= Aim of the exercise =
Repeat the material below word for word and leave out all pictures.

Data records

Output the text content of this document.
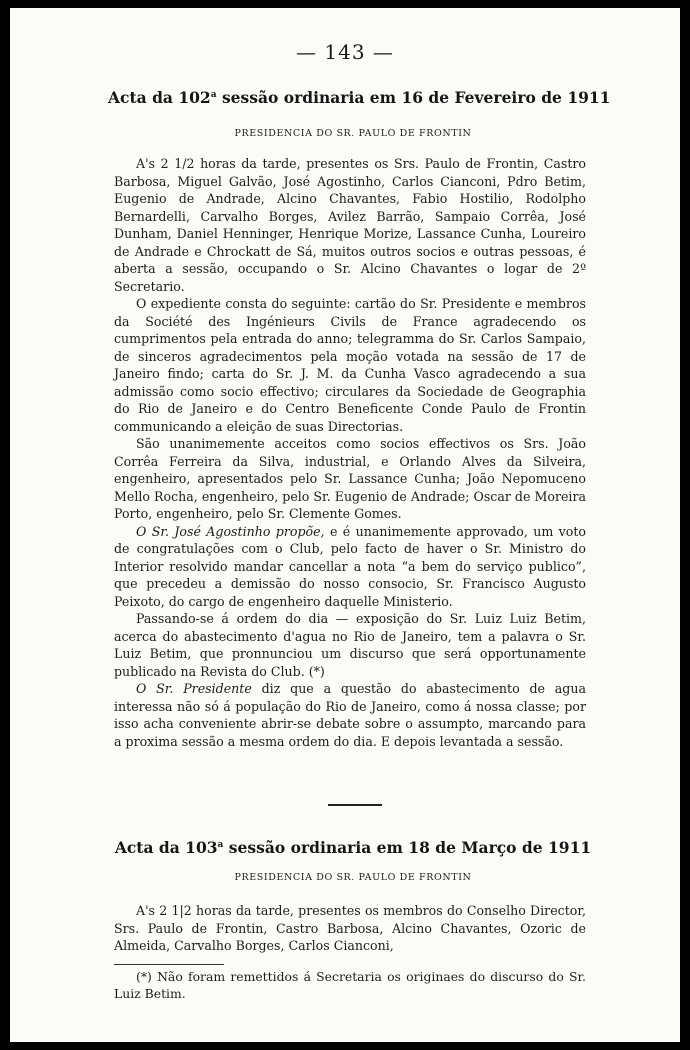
— 143 —
Acta da 102$^a$ sessão ordinaria em 16 de Fevereiro de 1911
PRESIDENCIA DO SR. PAULO DE FRONTIN

A's 2 1/2 horas da tarde, presentes os Srs. Paulo de Frontin, Castro Barbosa, Miguel Galvão, José Agostinho, Carlos Cianconi, Pdro Betim, Eugenio de Andrade, Alcino Chavantes, Fabio Hostilio, Rodolpho Bernardelli, Carvalho Borges, Avilez Barrão, Sampaio Corrêa, José Dunham, Daniel Henninger, Henrique Morize, Lassance Cunha, Loureiro de Andrade e Chrockatt de Sá, muitos outros socios e outras pessoas, é aberta a sessão, occupando o Sr. Alcino Chavantes o logar de 2º Secretario.

O expediente consta do seguinte: cartão do Sr. Presidente e membros da Société des Ingénieurs Civils de France agradecendo os cumprimentos pela entrada do anno; telegramma do Sr. Carlos Sampaio, de sinceros agradecimentos pela moção votada na sessão de 17 de Janeiro findo; carta do Sr. J. M. da Cunha Vasco agradecendo a sua admissão como socio effectivo; circulares da Sociedade de Geographia do Rio de Janeiro e do Centro Beneficente Conde Paulo de Frontin communicando a eleição de suas Directorias.

São unanimemente acceitos como socios effectivos os Srs. João Corrêa Ferreira da Silva, industrial, e Orlando Alves da Silveira, engenheiro, apresentados pelo Sr. Lassance Cunha; João Nepomuceno Mello Rocha, engenheiro, pelo Sr. Eugenio de Andrade; Oscar de Moreira Porto, engenheiro, pelo Sr. Clemente Gomes.

O Sr. José Agostinho propõe, e é unanimemente approvado, um voto de congratulações com o Club, pelo facto de haver o Sr. Ministro do Interior resolvido mandar cancellar a nota “a bem do serviço publico”, que precedeu a demissão do nosso consocio, Sr. Francisco Augusto Peixoto, do cargo de engenheiro daquelle Ministerio.

Passando-se á ordem do dia — exposição do Sr. Luiz Luiz Betim, acerca do abastecimento d'agua no Rio de Janeiro, tem a palavra o Sr. Luiz Betim, que pronnunciou um discurso que será opportunamente publicado na Revista do Club. (*)

O Sr. Presidente diz que a questão do abastecimento de agua interessa não só á população do Rio de Janeiro, como á nossa classe; por isso acha conveniente abrir-se debate sobre o assumpto, marcando para a proxima sessão a mesma ordem do dia. E depois levantada a sessão.

Acta da 103$^a$ sessão ordinaria em 18 de Março de 1911
PRESIDENCIA DO SR. PAULO DE FRONTIN

A's 2 1|2 horas da tarde, presentes os membros do Conselho Director, Srs. Paulo de Frontin, Castro Barbosa, Alcino Chavantes, Ozoric de Almeida, Carvalho Borges, Carlos Cianconi,

(*) Não foram remettidos á Secretaria os originaes do discurso do Sr. Luiz Betim.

= Solution =
Output the text content of this document.
— 143 —
Acta da 102$^a$ sessão ordinaria em 16 de Fevereiro de 1911
PRESIDENCIA DO SR. PAULO DE FRONTIN

A's 2 1/2 horas da tarde, presentes os Srs. Paulo de Frontin, Castro Barbosa, Miguel Galvão, José Agostinho, Carlos Cianconi, Pdro Betim, Eugenio de Andrade, Alcino Chavantes, Fabio Hostilio, Rodolpho Bernardelli, Carvalho Borges, Avilez Barrão, Sampaio Corrêa, José Dunham, Daniel Henninger, Henrique Morize, Lassance Cunha, Loureiro de Andrade e Chrockatt de Sá, muitos outros socios e outras pessoas, é aberta a sessão, occupando o Sr. Alcino Chavantes o logar de 2º Secretario.

O expediente consta do seguinte: cartão do Sr. Presidente e membros da Société des Ingénieurs Civils de France agradecendo os cumprimentos pela entrada do anno; telegramma do Sr. Carlos Sampaio, de sinceros agradecimentos pela moção votada na sessão de 17 de Janeiro findo; carta do Sr. J. M. da Cunha Vasco agradecendo a sua admissão como socio effectivo; circulares da Sociedade de Geographia do Rio de Janeiro e do Centro Beneficente Conde Paulo de Frontin communicando a eleição de suas Directorias.

São unanimemente acceitos como socios effectivos os Srs. João Corrêa Ferreira da Silva, industrial, e Orlando Alves da Silveira, engenheiro, apresentados pelo Sr. Lassance Cunha; João Nepomuceno Mello Rocha, engenheiro, pelo Sr. Eugenio de Andrade; Oscar de Moreira Porto, engenheiro, pelo Sr. Clemente Gomes.

O Sr. José Agostinho propõe, e é unanimemente approvado, um voto de congratulações com o Club, pelo facto de haver o Sr. Ministro do Interior resolvido mandar cancellar a nota “a bem do serviço publico”, que precedeu a demissão do nosso consocio, Sr. Francisco Augusto Peixoto, do cargo de engenheiro daquelle Ministerio.

Passando-se á ordem do dia — exposição do Sr. Luiz Luiz Betim, acerca do abastecimento d'agua no Rio de Janeiro, tem a palavra o Sr. Luiz Betim, que pronnunciou um discurso que será opportunamente publicado na Revista do Club. (*)

O Sr. Presidente diz que a questão do abastecimento de agua interessa não só á população do Rio de Janeiro, como á nossa classe; por isso acha conveniente abrir-se debate sobre o assumpto, marcando para a proxima sessão a mesma ordem do dia. E depois levantada a sessão.

Acta da 103$^a$ sessão ordinaria em 18 de Março de 1911
PRESIDENCIA DO SR. PAULO DE FRONTIN

A's 2 1|2 horas da tarde, presentes os membros do Conselho Director, Srs. Paulo de Frontin, Castro Barbosa, Alcino Chavantes, Ozoric de Almeida, Carvalho Borges, Carlos Cianconi,

(*) Não foram remettidos á Secretaria os originaes do discurso do Sr. Luiz Betim.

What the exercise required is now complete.